>> begin Listed records
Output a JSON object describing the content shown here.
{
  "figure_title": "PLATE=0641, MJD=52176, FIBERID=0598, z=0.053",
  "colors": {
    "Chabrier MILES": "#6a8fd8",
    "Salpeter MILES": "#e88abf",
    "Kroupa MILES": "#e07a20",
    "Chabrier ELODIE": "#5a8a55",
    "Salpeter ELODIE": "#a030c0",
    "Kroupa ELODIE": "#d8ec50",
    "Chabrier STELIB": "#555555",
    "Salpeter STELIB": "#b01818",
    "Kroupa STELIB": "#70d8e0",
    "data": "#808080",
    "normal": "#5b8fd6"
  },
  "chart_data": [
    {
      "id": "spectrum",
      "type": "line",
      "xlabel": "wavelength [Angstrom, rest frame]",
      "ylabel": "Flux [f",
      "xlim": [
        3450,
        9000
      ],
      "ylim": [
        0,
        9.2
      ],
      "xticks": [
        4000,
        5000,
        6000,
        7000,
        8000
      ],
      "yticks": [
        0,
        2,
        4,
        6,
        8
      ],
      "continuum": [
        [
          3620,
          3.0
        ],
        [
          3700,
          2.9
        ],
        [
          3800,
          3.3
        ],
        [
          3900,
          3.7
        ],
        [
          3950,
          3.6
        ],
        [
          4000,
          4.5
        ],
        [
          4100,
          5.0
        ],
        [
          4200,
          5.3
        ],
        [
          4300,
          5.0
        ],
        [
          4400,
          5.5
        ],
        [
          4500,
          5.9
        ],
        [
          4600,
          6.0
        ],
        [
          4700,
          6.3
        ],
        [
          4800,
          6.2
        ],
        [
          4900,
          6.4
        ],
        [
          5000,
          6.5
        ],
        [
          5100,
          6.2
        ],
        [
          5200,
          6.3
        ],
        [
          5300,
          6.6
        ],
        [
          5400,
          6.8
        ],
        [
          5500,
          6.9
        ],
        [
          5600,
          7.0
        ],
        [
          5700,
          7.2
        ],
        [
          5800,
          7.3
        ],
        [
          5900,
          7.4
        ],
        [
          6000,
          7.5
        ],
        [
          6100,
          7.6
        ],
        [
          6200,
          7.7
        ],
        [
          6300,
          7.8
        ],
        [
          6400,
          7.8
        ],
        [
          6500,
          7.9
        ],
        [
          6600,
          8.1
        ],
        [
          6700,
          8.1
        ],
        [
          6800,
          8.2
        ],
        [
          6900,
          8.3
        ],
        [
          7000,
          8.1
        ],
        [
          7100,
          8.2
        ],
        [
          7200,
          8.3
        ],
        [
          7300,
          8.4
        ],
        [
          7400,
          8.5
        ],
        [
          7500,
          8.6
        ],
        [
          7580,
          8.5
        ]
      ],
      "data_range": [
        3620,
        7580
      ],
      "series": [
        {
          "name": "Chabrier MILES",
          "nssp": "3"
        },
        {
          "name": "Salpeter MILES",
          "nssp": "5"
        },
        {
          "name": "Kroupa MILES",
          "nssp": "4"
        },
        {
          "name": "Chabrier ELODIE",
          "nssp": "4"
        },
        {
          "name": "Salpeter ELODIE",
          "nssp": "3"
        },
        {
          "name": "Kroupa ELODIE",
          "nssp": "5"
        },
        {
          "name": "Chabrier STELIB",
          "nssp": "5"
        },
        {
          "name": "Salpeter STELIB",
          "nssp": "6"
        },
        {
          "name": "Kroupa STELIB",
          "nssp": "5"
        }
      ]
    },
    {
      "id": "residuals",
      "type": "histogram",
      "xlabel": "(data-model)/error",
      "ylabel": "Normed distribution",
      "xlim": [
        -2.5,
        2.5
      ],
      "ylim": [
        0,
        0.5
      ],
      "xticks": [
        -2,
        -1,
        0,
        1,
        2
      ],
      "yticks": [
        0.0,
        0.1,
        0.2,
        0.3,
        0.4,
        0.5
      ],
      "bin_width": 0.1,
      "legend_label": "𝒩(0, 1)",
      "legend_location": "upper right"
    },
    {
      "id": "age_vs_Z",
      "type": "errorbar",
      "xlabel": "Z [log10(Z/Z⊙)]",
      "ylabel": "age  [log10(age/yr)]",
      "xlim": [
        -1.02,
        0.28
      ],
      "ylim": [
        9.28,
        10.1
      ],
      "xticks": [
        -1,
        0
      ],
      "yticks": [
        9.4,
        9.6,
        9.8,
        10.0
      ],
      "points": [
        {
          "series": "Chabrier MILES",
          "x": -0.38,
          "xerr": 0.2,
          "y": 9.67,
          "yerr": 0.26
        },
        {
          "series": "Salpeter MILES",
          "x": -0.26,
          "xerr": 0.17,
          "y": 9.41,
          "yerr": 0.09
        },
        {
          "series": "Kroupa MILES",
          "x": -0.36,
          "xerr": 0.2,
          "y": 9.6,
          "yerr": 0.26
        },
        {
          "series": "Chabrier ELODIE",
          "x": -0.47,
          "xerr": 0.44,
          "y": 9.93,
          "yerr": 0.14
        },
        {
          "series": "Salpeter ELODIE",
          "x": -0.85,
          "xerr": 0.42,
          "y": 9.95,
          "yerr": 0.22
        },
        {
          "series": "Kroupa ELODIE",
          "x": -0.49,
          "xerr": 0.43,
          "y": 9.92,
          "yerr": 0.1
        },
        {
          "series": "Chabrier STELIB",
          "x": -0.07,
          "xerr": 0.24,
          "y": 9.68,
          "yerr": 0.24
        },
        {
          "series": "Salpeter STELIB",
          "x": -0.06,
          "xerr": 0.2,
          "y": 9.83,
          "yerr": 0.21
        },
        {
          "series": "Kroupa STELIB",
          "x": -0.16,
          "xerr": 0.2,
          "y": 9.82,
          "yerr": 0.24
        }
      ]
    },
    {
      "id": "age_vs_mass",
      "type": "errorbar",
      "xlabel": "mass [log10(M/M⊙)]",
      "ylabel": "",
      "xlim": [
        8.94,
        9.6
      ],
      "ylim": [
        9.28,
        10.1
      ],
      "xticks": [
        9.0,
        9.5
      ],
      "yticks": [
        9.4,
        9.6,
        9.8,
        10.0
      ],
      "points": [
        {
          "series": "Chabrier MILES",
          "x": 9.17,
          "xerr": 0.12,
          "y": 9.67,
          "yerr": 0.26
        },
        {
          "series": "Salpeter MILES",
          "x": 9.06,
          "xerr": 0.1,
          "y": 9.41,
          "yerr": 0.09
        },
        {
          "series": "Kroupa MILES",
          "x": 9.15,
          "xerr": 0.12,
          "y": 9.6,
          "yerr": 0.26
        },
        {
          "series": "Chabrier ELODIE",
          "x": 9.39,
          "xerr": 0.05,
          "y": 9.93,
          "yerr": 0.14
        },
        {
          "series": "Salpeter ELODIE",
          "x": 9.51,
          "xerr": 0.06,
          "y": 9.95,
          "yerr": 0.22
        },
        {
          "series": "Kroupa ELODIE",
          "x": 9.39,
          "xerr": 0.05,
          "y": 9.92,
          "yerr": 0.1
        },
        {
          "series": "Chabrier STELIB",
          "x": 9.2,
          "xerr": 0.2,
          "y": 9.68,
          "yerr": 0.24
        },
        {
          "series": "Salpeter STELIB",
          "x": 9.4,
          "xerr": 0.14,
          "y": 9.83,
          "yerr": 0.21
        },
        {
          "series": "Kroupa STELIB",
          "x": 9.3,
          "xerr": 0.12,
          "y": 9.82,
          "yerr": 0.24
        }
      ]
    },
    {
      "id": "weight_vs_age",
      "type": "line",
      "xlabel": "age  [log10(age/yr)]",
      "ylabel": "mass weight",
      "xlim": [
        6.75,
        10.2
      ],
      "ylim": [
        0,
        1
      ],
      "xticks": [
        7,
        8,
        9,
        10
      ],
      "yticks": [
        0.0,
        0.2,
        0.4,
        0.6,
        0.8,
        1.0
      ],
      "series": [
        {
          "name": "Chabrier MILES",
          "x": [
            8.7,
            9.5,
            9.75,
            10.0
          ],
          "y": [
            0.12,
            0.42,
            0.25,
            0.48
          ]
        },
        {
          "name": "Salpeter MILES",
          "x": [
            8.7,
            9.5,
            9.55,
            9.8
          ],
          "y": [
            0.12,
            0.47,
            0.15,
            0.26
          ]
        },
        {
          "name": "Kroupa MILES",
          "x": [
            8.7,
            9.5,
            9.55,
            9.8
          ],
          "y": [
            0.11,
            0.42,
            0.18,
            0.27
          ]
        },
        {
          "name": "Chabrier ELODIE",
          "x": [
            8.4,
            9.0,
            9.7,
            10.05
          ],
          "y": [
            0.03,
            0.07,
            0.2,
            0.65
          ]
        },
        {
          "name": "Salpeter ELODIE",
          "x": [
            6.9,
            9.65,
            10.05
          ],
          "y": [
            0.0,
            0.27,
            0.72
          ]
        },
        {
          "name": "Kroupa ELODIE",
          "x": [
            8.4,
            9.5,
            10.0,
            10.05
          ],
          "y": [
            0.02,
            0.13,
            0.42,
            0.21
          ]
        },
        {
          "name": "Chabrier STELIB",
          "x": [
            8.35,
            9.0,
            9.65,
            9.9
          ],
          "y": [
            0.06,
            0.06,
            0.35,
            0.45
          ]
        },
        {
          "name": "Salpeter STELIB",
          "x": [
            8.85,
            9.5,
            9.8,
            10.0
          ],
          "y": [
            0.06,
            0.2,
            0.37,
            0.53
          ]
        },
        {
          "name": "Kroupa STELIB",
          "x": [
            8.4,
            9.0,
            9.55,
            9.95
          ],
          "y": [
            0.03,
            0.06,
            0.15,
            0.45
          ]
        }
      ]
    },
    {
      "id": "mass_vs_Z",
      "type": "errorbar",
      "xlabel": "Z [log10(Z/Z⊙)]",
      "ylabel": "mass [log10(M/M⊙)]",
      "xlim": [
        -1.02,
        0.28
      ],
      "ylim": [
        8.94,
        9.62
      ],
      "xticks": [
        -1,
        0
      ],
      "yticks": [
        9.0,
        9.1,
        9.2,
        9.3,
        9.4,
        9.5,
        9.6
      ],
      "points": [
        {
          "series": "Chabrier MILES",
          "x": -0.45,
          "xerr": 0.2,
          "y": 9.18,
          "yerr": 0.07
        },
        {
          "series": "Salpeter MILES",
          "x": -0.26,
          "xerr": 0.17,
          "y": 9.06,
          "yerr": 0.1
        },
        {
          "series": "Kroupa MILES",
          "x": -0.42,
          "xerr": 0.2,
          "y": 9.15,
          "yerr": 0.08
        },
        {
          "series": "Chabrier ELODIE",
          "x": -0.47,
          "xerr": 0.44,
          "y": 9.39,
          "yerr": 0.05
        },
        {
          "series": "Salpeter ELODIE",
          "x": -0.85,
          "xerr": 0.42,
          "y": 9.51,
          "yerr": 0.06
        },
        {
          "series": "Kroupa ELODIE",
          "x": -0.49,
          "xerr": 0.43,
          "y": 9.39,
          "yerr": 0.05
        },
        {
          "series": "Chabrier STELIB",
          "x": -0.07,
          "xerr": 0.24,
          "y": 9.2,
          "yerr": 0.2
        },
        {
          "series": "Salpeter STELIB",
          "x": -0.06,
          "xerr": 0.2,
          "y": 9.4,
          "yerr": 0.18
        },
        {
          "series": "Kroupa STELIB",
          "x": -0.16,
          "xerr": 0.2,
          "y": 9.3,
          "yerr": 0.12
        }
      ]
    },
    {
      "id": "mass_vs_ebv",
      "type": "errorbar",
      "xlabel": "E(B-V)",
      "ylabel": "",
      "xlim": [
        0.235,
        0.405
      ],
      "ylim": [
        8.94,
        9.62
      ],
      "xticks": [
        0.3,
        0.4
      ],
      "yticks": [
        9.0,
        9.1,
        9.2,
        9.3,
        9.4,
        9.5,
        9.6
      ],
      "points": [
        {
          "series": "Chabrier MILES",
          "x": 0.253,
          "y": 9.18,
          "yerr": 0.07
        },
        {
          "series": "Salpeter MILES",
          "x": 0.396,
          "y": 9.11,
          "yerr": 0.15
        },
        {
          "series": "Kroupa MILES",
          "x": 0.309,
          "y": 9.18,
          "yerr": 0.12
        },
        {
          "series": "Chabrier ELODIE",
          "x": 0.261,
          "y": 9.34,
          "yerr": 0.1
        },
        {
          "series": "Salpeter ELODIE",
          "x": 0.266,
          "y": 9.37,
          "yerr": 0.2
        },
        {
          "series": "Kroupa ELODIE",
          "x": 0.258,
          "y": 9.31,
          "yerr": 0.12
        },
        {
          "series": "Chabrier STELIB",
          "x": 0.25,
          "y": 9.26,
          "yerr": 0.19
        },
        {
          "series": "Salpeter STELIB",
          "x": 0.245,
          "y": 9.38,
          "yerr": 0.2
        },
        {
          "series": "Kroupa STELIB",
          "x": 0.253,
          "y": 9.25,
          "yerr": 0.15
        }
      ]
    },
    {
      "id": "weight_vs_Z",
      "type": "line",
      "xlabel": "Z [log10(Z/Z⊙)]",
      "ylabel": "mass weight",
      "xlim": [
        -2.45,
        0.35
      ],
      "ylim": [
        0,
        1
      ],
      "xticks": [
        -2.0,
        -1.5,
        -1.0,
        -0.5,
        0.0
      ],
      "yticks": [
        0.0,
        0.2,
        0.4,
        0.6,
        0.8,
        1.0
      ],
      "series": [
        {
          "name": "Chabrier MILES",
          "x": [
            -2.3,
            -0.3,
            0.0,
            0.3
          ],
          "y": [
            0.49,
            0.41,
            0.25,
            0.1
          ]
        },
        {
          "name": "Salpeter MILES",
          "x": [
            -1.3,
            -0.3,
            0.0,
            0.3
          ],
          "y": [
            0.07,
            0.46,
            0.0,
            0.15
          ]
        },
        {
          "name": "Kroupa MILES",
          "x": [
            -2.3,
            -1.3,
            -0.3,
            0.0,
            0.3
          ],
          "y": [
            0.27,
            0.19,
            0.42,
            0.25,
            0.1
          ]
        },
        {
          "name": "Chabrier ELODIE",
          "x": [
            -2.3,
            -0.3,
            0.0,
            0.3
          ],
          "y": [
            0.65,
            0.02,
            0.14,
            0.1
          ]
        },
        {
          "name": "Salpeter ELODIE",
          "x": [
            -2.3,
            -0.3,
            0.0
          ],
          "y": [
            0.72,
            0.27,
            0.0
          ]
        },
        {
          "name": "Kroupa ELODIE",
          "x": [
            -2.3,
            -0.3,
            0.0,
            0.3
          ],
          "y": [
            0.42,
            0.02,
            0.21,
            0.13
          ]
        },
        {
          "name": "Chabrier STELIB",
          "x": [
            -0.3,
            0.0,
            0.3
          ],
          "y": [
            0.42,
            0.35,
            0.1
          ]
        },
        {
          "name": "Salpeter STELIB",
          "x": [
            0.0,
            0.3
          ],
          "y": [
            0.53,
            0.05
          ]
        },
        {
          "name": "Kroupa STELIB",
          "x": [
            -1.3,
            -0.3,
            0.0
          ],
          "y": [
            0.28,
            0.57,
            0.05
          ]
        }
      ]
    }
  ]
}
>> end Listed records
[Given request] Return every line containing "xlabel".

[Problem solution]
      "xlabel": "wavelength [Angstrom, rest frame]",
      "xlabel": "(data-model)/error",
      "xlabel": "Z [log10(Z/Z⊙)]",
      "xlabel": "mass [log10(M/M⊙)]",
      "xlabel": "age  [log10(age/yr)]",
      "xlabel": "Z [log10(Z/Z⊙)]",
      "xlabel": "E(B-V)",
      "xlabel": "Z [log10(Z/Z⊙)]",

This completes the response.